STATED EXERCISE: Pull out every line in the data that has the string "content" in it.

(Extracted data entries)

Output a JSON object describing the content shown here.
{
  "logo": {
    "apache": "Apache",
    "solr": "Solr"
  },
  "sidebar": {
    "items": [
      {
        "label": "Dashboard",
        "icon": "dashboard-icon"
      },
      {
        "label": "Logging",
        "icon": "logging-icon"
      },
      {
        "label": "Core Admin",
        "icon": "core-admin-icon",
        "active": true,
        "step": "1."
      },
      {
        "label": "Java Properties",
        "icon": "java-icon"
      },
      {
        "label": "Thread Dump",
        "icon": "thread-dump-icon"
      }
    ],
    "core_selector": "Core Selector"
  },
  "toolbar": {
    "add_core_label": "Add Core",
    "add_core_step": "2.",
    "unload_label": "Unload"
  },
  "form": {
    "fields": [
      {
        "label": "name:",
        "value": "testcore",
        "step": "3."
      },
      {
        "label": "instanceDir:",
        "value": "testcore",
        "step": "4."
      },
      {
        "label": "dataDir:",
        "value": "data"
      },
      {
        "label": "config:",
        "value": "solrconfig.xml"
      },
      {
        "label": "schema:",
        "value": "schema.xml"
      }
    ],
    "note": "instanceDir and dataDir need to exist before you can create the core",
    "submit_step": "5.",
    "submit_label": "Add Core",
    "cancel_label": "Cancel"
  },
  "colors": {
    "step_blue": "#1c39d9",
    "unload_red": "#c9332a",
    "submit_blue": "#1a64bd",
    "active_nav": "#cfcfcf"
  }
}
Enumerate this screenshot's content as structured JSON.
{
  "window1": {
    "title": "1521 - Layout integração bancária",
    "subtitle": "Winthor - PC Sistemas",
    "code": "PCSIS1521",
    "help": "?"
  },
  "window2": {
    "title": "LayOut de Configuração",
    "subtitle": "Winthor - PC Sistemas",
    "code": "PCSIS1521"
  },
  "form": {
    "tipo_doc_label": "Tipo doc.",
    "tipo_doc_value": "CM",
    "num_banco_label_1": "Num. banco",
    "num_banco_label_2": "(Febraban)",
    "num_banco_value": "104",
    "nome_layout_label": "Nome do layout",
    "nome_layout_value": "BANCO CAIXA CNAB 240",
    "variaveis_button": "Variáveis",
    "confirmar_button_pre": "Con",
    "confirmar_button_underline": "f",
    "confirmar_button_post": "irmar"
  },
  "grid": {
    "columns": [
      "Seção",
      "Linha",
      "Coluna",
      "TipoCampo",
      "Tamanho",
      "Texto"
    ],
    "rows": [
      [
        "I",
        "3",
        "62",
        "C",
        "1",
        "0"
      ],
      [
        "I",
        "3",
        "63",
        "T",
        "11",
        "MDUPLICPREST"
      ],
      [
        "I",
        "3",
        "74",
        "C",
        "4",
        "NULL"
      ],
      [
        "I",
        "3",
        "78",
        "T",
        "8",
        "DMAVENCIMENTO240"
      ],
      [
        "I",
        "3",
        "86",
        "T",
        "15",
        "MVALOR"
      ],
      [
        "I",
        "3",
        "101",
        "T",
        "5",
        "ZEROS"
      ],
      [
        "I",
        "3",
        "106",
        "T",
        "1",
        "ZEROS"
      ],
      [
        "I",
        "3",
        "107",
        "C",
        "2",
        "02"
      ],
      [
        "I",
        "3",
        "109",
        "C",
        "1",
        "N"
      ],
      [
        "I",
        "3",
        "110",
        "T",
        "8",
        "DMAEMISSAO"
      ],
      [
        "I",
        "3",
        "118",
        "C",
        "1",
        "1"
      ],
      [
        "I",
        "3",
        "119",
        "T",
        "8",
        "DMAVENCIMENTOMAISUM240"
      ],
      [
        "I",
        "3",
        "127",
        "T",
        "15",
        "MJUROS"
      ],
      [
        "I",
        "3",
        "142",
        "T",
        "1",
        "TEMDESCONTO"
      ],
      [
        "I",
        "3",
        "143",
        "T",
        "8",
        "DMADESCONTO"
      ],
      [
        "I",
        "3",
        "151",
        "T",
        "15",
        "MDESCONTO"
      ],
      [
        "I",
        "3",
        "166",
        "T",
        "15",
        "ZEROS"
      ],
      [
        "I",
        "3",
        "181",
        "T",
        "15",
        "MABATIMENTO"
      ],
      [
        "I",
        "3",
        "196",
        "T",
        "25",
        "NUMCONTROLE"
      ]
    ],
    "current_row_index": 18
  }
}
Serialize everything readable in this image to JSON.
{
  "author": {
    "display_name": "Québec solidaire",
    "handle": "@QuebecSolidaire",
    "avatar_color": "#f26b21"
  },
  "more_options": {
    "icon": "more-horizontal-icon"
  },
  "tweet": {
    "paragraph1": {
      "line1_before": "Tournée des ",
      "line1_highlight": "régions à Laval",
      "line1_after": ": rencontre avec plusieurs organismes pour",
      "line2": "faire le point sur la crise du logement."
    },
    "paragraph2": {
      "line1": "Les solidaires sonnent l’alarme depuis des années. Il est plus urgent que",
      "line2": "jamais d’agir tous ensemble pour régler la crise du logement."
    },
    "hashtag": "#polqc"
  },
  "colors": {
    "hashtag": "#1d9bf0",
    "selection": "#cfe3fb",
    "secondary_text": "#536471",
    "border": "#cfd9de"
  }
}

SOLUTION TO THE EXERCISE:
Output a JSON object describing the content shown here.
Enumerate this screenshot's content as structured JSON.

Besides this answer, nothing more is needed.